(RECORDS FOR THIS TASK begins)

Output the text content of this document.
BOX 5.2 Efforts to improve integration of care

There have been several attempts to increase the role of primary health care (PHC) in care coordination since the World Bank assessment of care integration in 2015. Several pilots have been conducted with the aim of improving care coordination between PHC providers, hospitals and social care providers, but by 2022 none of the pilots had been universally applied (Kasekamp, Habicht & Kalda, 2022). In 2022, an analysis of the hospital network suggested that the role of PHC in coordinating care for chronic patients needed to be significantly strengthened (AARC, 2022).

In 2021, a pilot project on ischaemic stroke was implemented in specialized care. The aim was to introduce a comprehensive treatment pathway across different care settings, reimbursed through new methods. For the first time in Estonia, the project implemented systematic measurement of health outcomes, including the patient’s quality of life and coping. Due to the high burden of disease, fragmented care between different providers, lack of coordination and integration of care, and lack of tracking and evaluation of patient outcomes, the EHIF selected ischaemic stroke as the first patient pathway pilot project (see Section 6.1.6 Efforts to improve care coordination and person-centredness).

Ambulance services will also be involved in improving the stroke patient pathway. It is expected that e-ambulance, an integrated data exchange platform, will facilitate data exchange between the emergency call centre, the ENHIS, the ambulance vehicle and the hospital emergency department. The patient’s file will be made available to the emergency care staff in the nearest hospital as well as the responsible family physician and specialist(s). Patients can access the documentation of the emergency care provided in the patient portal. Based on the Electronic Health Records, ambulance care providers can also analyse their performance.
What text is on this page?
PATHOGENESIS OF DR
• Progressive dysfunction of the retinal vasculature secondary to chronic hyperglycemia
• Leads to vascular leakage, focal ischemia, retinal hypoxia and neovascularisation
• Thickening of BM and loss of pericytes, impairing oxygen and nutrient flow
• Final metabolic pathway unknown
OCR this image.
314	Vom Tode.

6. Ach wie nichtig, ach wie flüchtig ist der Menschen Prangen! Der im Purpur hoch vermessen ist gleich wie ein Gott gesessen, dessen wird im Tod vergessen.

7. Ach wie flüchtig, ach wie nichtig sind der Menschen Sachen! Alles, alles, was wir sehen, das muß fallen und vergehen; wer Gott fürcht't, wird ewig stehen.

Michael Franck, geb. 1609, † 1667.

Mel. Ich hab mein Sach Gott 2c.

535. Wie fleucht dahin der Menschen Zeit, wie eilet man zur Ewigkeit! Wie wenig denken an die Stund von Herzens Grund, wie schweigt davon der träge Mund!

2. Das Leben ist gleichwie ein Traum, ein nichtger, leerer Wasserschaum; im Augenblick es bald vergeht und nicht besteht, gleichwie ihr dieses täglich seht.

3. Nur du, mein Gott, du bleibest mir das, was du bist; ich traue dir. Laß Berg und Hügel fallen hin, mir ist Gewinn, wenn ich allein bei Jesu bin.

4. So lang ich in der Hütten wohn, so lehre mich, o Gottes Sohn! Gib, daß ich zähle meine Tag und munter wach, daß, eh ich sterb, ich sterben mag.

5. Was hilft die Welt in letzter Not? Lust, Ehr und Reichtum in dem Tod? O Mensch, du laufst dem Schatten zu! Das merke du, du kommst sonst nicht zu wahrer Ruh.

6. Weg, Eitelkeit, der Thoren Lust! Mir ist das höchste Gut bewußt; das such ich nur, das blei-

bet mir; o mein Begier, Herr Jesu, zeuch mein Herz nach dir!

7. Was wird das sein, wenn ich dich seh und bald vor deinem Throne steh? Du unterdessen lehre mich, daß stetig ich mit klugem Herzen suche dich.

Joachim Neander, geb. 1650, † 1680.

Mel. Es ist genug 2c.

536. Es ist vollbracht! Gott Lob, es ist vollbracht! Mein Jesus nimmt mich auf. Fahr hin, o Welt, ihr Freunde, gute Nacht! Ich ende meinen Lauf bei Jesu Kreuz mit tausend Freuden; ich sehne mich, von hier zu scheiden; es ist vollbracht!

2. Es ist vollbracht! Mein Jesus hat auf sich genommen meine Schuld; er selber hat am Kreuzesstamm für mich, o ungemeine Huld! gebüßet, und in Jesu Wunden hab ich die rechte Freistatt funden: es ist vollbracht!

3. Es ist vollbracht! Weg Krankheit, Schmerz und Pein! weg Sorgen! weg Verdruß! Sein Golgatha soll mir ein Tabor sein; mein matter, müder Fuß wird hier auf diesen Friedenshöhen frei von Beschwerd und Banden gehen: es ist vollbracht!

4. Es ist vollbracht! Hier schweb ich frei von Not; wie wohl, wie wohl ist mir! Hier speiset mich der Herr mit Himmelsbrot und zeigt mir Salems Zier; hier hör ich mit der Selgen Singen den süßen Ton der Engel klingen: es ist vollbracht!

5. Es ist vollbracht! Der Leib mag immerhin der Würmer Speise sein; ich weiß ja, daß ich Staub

(RECORDS FOR THIS TASK ends)

■ **WORK ORDER**: The expected answer is a copy of every line in the entries that holds the word "Jesu".

■ **EXPECTED ANSWER**:
3. Nur du, mein Gott, du bleibest mir das, was du bist; ich traue dir. Laß Berg und Hügel fallen hin, mir ist Gewinn, wenn ich allein bei Jesu bin.
bet mir; o mein Begier, Herr Jesu, zeuch mein Herz nach dir!
536. Es ist vollbracht! Gott Lob, es ist vollbracht! Mein Jesus nimmt mich auf. Fahr hin, o Welt, ihr Freunde, gute Nacht! Ich ende meinen Lauf bei Jesu Kreuz mit tausend Freuden; ich sehne mich, von hier zu scheiden; es ist vollbracht!
2. Es ist vollbracht! Mein Jesus hat auf sich genommen meine Schuld; er selber hat am Kreuzesstamm für mich, o ungemeine Huld! gebüßet, und in Jesu Wunden hab ich die rechte Freistatt funden: es ist vollbracht!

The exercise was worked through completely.